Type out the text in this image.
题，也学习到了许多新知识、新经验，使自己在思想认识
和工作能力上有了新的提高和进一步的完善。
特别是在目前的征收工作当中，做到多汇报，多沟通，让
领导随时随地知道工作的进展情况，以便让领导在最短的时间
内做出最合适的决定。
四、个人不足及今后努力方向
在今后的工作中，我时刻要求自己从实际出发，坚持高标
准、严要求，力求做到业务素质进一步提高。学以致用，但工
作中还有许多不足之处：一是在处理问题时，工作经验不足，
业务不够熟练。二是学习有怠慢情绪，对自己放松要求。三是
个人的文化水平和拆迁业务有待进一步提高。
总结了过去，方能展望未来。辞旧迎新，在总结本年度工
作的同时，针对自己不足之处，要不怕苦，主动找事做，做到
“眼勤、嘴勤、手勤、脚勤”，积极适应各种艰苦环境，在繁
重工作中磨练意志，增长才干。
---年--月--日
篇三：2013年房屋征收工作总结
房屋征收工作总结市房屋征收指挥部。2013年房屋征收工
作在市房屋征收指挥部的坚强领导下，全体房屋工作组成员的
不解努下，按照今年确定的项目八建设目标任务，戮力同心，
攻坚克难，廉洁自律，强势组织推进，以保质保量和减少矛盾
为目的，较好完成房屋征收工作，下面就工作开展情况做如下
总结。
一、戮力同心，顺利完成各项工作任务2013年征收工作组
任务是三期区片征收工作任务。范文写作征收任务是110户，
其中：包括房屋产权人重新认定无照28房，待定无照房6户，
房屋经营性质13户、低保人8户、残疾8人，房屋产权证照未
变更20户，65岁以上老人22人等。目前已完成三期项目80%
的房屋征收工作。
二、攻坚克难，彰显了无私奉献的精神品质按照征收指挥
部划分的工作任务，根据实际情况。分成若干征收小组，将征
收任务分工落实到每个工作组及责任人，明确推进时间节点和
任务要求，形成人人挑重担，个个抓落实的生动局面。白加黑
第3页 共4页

^^^^^^^^

▶ [GOAL]
Select every line above that contains the word "攻坚克难", and copy it.

▶ [SOLUTION BELOW]
攻坚克难，廉洁自律，强势组织推进，以保质保量和减少矛盾
二、攻坚克难，彰显了无私奉献的精神品质按照征收指挥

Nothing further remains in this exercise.